Exercise requirements: Without including the pictures, copy out every line below.

- - -

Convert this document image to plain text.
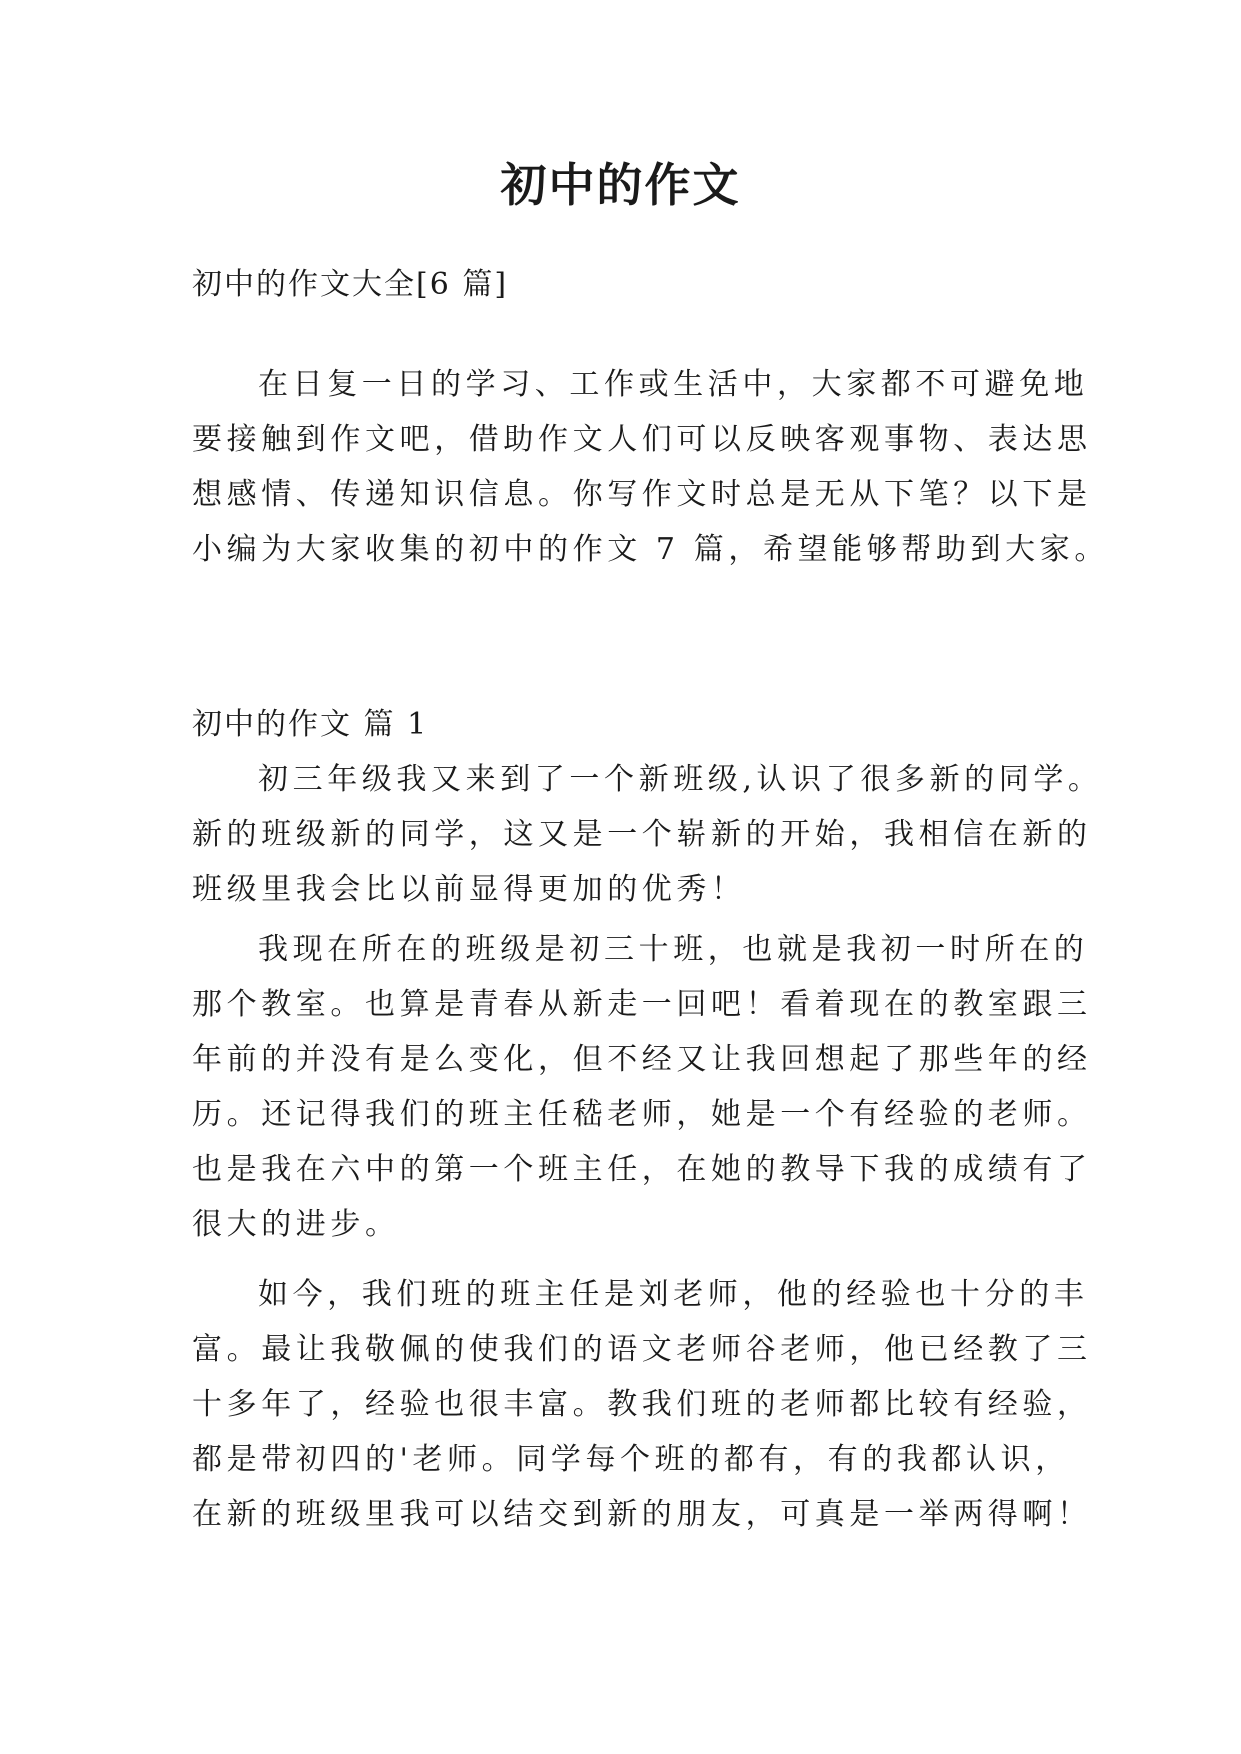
初中的作文

初中的作文大全[6 篇]

在日复一日的学习、工作或生活中，大家都不可避免地

要接触到作文吧，借助作文人们可以反映客观事物、表达思

想感情、传递知识信息。你写作文时总是无从下笔？以下是

小编为大家收集的初中的作文 7 篇，希望能够帮助到大家。

初中的作文 篇 1

初三年级我又来到了一个新班级,认识了很多新的同学。

新的班级新的同学，这又是一个崭新的开始，我相信在新的

班级里我会比以前显得更加的优秀！

我现在所在的班级是初三十班，也就是我初一时所在的

那个教室。也算是青春从新走一回吧！看着现在的教室跟三

年前的并没有是么变化，但不经又让我回想起了那些年的经

历。还记得我们的班主任嵇老师，她是一个有经验的老师。

也是我在六中的第一个班主任，在她的教导下我的成绩有了

很大的进步。

如今，我们班的班主任是刘老师，他的经验也十分的丰

富。最让我敬佩的使我们的语文老师谷老师，他已经教了三

十多年了，经验也很丰富。教我们班的老师都比较有经验，

都是带初四的'老师。同学每个班的都有，有的我都认识，

在新的班级里我可以结交到新的朋友，可真是一举两得啊！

- - -

Answer to this problem:
Convert this document image to plain text.
初中的作文

初中的作文大全[6 篇]

在日复一日的学习、工作或生活中，大家都不可避免地

要接触到作文吧，借助作文人们可以反映客观事物、表达思

想感情、传递知识信息。你写作文时总是无从下笔？以下是

小编为大家收集的初中的作文 7 篇，希望能够帮助到大家。

初中的作文 篇 1

初三年级我又来到了一个新班级,认识了很多新的同学。

新的班级新的同学，这又是一个崭新的开始，我相信在新的

班级里我会比以前显得更加的优秀！

我现在所在的班级是初三十班，也就是我初一时所在的

那个教室。也算是青春从新走一回吧！看着现在的教室跟三

年前的并没有是么变化，但不经又让我回想起了那些年的经

历。还记得我们的班主任嵇老师，她是一个有经验的老师。

也是我在六中的第一个班主任，在她的教导下我的成绩有了

很大的进步。

如今，我们班的班主任是刘老师，他的经验也十分的丰

富。最让我敬佩的使我们的语文老师谷老师，他已经教了三

十多年了，经验也很丰富。教我们班的老师都比较有经验，

都是带初四的'老师。同学每个班的都有，有的我都认识，

在新的班级里我可以结交到新的朋友，可真是一举两得啊！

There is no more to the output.